Entries with figure data:
--- begin ---

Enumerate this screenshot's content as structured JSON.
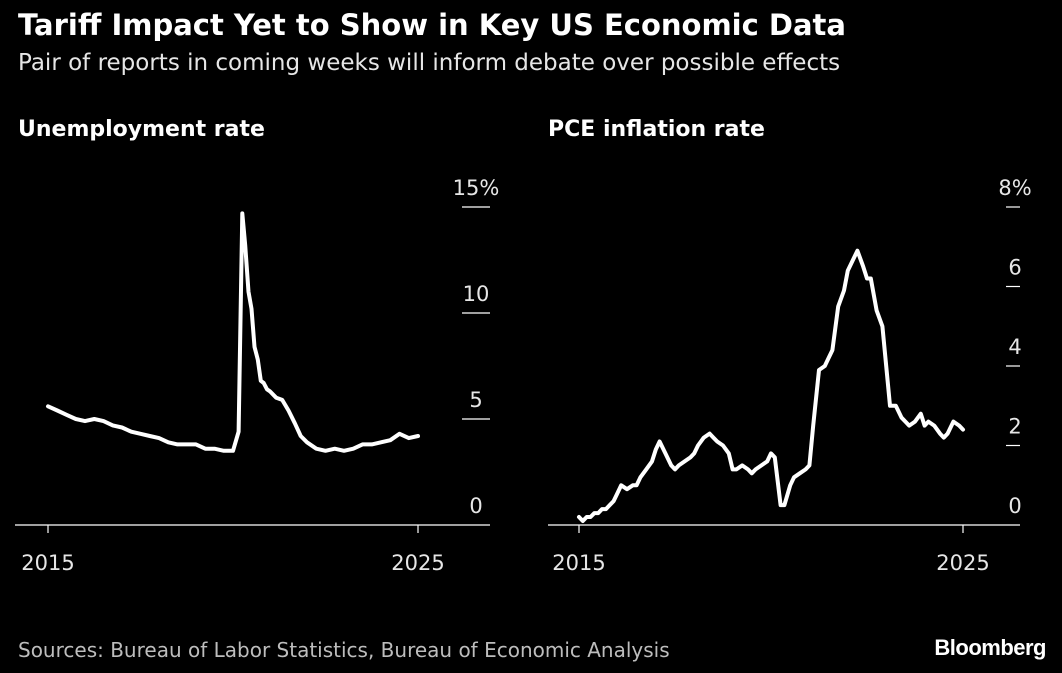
{
  "header": {
    "title": "Tariff Impact Yet to Show in Key US Economic Data",
    "subtitle": "Pair of reports in coming weeks will inform debate over possible effects"
  },
  "footer": {
    "source": "Sources: Bureau of Labor Statistics, Bureau of Economic Analysis",
    "brand": "Bloomberg"
  },
  "colors": {
    "background": "#000000",
    "line": "#ffffff",
    "axis": "#ffffff"
  },
  "chart_data": [
    {
      "type": "line",
      "title": "Unemployment rate",
      "xlabel": "",
      "ylabel": "",
      "xlim": [
        2015,
        2025
      ],
      "ylim": [
        0,
        15
      ],
      "yticks": [
        {
          "value": 0,
          "label": "0"
        },
        {
          "value": 5,
          "label": "5"
        },
        {
          "value": 10,
          "label": "10"
        },
        {
          "value": 15,
          "label": "15%"
        }
      ],
      "xticks": [
        {
          "value": 2015,
          "label": "2015"
        },
        {
          "value": 2025,
          "label": "2025"
        }
      ],
      "grid": false,
      "x": [
        2015.0,
        2015.25,
        2015.5,
        2015.75,
        2016.0,
        2016.25,
        2016.5,
        2016.75,
        2017.0,
        2017.25,
        2017.5,
        2017.75,
        2018.0,
        2018.25,
        2018.5,
        2018.75,
        2019.0,
        2019.25,
        2019.5,
        2019.75,
        2020.0,
        2020.15,
        2020.25,
        2020.33,
        2020.42,
        2020.5,
        2020.58,
        2020.67,
        2020.75,
        2020.83,
        2020.92,
        2021.0,
        2021.17,
        2021.33,
        2021.5,
        2021.67,
        2021.83,
        2022.0,
        2022.25,
        2022.5,
        2022.75,
        2023.0,
        2023.25,
        2023.5,
        2023.75,
        2024.0,
        2024.25,
        2024.5,
        2024.75,
        2025.0
      ],
      "values": [
        5.6,
        5.4,
        5.2,
        5.0,
        4.9,
        5.0,
        4.9,
        4.7,
        4.6,
        4.4,
        4.3,
        4.2,
        4.1,
        3.9,
        3.8,
        3.8,
        3.8,
        3.6,
        3.6,
        3.5,
        3.5,
        4.4,
        14.7,
        13.2,
        11.0,
        10.2,
        8.4,
        7.8,
        6.8,
        6.7,
        6.4,
        6.3,
        6.0,
        5.9,
        5.4,
        4.8,
        4.2,
        3.9,
        3.6,
        3.5,
        3.6,
        3.5,
        3.6,
        3.8,
        3.8,
        3.9,
        4.0,
        4.3,
        4.1,
        4.2
      ],
      "series": [
        {
          "name": "",
          "values_ref": "values"
        }
      ]
    },
    {
      "type": "line",
      "title": "PCE inflation rate",
      "xlabel": "",
      "ylabel": "",
      "xlim": [
        2015,
        2025
      ],
      "ylim": [
        0,
        8
      ],
      "yticks": [
        {
          "value": 0,
          "label": "0"
        },
        {
          "value": 2,
          "label": "2"
        },
        {
          "value": 4,
          "label": "4"
        },
        {
          "value": 6,
          "label": "6"
        },
        {
          "value": 8,
          "label": "8%"
        }
      ],
      "xticks": [
        {
          "value": 2015,
          "label": "2015"
        },
        {
          "value": 2025,
          "label": "2025"
        }
      ],
      "grid": false,
      "x": [
        2015.0,
        2015.1,
        2015.2,
        2015.3,
        2015.4,
        2015.5,
        2015.6,
        2015.7,
        2015.8,
        2015.9,
        2016.0,
        2016.1,
        2016.25,
        2016.4,
        2016.5,
        2016.6,
        2016.75,
        2016.9,
        2017.0,
        2017.1,
        2017.25,
        2017.4,
        2017.5,
        2017.6,
        2017.75,
        2017.9,
        2018.0,
        2018.1,
        2018.25,
        2018.4,
        2018.5,
        2018.6,
        2018.75,
        2018.9,
        2019.0,
        2019.1,
        2019.25,
        2019.4,
        2019.5,
        2019.6,
        2019.75,
        2019.9,
        2020.0,
        2020.1,
        2020.25,
        2020.35,
        2020.5,
        2020.6,
        2020.75,
        2020.9,
        2021.0,
        2021.1,
        2021.25,
        2021.4,
        2021.5,
        2021.6,
        2021.75,
        2021.9,
        2022.0,
        2022.1,
        2022.25,
        2022.4,
        2022.5,
        2022.6,
        2022.75,
        2022.9,
        2023.0,
        2023.1,
        2023.25,
        2023.4,
        2023.5,
        2023.6,
        2023.75,
        2023.9,
        2024.0,
        2024.1,
        2024.25,
        2024.4,
        2024.5,
        2024.6,
        2024.75,
        2024.9,
        2025.0
      ],
      "values": [
        0.2,
        0.1,
        0.2,
        0.2,
        0.3,
        0.3,
        0.4,
        0.4,
        0.5,
        0.6,
        0.8,
        1.0,
        0.9,
        1.0,
        1.0,
        1.2,
        1.4,
        1.6,
        1.9,
        2.1,
        1.8,
        1.5,
        1.4,
        1.5,
        1.6,
        1.7,
        1.8,
        2.0,
        2.2,
        2.3,
        2.2,
        2.1,
        2.0,
        1.8,
        1.4,
        1.4,
        1.5,
        1.4,
        1.3,
        1.4,
        1.5,
        1.6,
        1.8,
        1.7,
        0.5,
        0.5,
        1.0,
        1.2,
        1.3,
        1.4,
        1.5,
        2.5,
        3.9,
        4.0,
        4.2,
        4.4,
        5.5,
        5.9,
        6.4,
        6.6,
        6.9,
        6.5,
        6.2,
        6.2,
        5.4,
        5.0,
        4.0,
        3.0,
        3.0,
        2.7,
        2.6,
        2.5,
        2.6,
        2.8,
        2.5,
        2.6,
        2.5,
        2.3,
        2.2,
        2.3,
        2.6,
        2.5,
        2.4
      ]
    }
  ]
}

--- end ---

**What is being asked**. Strip out the images, then output the records above word for word.

**Written answer**.
Enumerate this screenshot's content as structured JSON.
{
  "header": {
    "title": "Tariff Impact Yet to Show in Key US Economic Data",
    "subtitle": "Pair of reports in coming weeks will inform debate over possible effects"
  },
  "footer": {
    "source": "Sources: Bureau of Labor Statistics, Bureau of Economic Analysis",
    "brand": "Bloomberg"
  },
  "colors": {
    "background": "#000000",
    "line": "#ffffff",
    "axis": "#ffffff"
  },
  "chart_data": [
    {
      "type": "line",
      "title": "Unemployment rate",
      "xlabel": "",
      "ylabel": "",
      "xlim": [
        2015,
        2025
      ],
      "ylim": [
        0,
        15
      ],
      "yticks": [
        {
          "value": 0,
          "label": "0"
        },
        {
          "value": 5,
          "label": "5"
        },
        {
          "value": 10,
          "label": "10"
        },
        {
          "value": 15,
          "label": "15%"
        }
      ],
      "xticks": [
        {
          "value": 2015,
          "label": "2015"
        },
        {
          "value": 2025,
          "label": "2025"
        }
      ],
      "grid": false,
      "x": [
        2015.0,
        2015.25,
        2015.5,
        2015.75,
        2016.0,
        2016.25,
        2016.5,
        2016.75,
        2017.0,
        2017.25,
        2017.5,
        2017.75,
        2018.0,
        2018.25,
        2018.5,
        2018.75,
        2019.0,
        2019.25,
        2019.5,
        2019.75,
        2020.0,
        2020.15,
        2020.25,
        2020.33,
        2020.42,
        2020.5,
        2020.58,
        2020.67,
        2020.75,
        2020.83,
        2020.92,
        2021.0,
        2021.17,
        2021.33,
        2021.5,
        2021.67,
        2021.83,
        2022.0,
        2022.25,
        2022.5,
        2022.75,
        2023.0,
        2023.25,
        2023.5,
        2023.75,
        2024.0,
        2024.25,
        2024.5,
        2024.75,
        2025.0
      ],
      "values": [
        5.6,
        5.4,
        5.2,
        5.0,
        4.9,
        5.0,
        4.9,
        4.7,
        4.6,
        4.4,
        4.3,
        4.2,
        4.1,
        3.9,
        3.8,
        3.8,
        3.8,
        3.6,
        3.6,
        3.5,
        3.5,
        4.4,
        14.7,
        13.2,
        11.0,
        10.2,
        8.4,
        7.8,
        6.8,
        6.7,
        6.4,
        6.3,
        6.0,
        5.9,
        5.4,
        4.8,
        4.2,
        3.9,
        3.6,
        3.5,
        3.6,
        3.5,
        3.6,
        3.8,
        3.8,
        3.9,
        4.0,
        4.3,
        4.1,
        4.2
      ],
      "series": [
        {
          "name": "",
          "values_ref": "values"
        }
      ]
    },
    {
      "type": "line",
      "title": "PCE inflation rate",
      "xlabel": "",
      "ylabel": "",
      "xlim": [
        2015,
        2025
      ],
      "ylim": [
        0,
        8
      ],
      "yticks": [
        {
          "value": 0,
          "label": "0"
        },
        {
          "value": 2,
          "label": "2"
        },
        {
          "value": 4,
          "label": "4"
        },
        {
          "value": 6,
          "label": "6"
        },
        {
          "value": 8,
          "label": "8%"
        }
      ],
      "xticks": [
        {
          "value": 2015,
          "label": "2015"
        },
        {
          "value": 2025,
          "label": "2025"
        }
      ],
      "grid": false,
      "x": [
        2015.0,
        2015.1,
        2015.2,
        2015.3,
        2015.4,
        2015.5,
        2015.6,
        2015.7,
        2015.8,
        2015.9,
        2016.0,
        2016.1,
        2016.25,
        2016.4,
        2016.5,
        2016.6,
        2016.75,
        2016.9,
        2017.0,
        2017.1,
        2017.25,
        2017.4,
        2017.5,
        2017.6,
        2017.75,
        2017.9,
        2018.0,
        2018.1,
        2018.25,
        2018.4,
        2018.5,
        2018.6,
        2018.75,
        2018.9,
        2019.0,
        2019.1,
        2019.25,
        2019.4,
        2019.5,
        2019.6,
        2019.75,
        2019.9,
        2020.0,
        2020.1,
        2020.25,
        2020.35,
        2020.5,
        2020.6,
        2020.75,
        2020.9,
        2021.0,
        2021.1,
        2021.25,
        2021.4,
        2021.5,
        2021.6,
        2021.75,
        2021.9,
        2022.0,
        2022.1,
        2022.25,
        2022.4,
        2022.5,
        2022.6,
        2022.75,
        2022.9,
        2023.0,
        2023.1,
        2023.25,
        2023.4,
        2023.5,
        2023.6,
        2023.75,
        2023.9,
        2024.0,
        2024.1,
        2024.25,
        2024.4,
        2024.5,
        2024.6,
        2024.75,
        2024.9,
        2025.0
      ],
      "values": [
        0.2,
        0.1,
        0.2,
        0.2,
        0.3,
        0.3,
        0.4,
        0.4,
        0.5,
        0.6,
        0.8,
        1.0,
        0.9,
        1.0,
        1.0,
        1.2,
        1.4,
        1.6,
        1.9,
        2.1,
        1.8,
        1.5,
        1.4,
        1.5,
        1.6,
        1.7,
        1.8,
        2.0,
        2.2,
        2.3,
        2.2,
        2.1,
        2.0,
        1.8,
        1.4,
        1.4,
        1.5,
        1.4,
        1.3,
        1.4,
        1.5,
        1.6,
        1.8,
        1.7,
        0.5,
        0.5,
        1.0,
        1.2,
        1.3,
        1.4,
        1.5,
        2.5,
        3.9,
        4.0,
        4.2,
        4.4,
        5.5,
        5.9,
        6.4,
        6.6,
        6.9,
        6.5,
        6.2,
        6.2,
        5.4,
        5.0,
        4.0,
        3.0,
        3.0,
        2.7,
        2.6,
        2.5,
        2.6,
        2.8,
        2.5,
        2.6,
        2.5,
        2.3,
        2.2,
        2.3,
        2.6,
        2.5,
        2.4
      ]
    }
  ]
}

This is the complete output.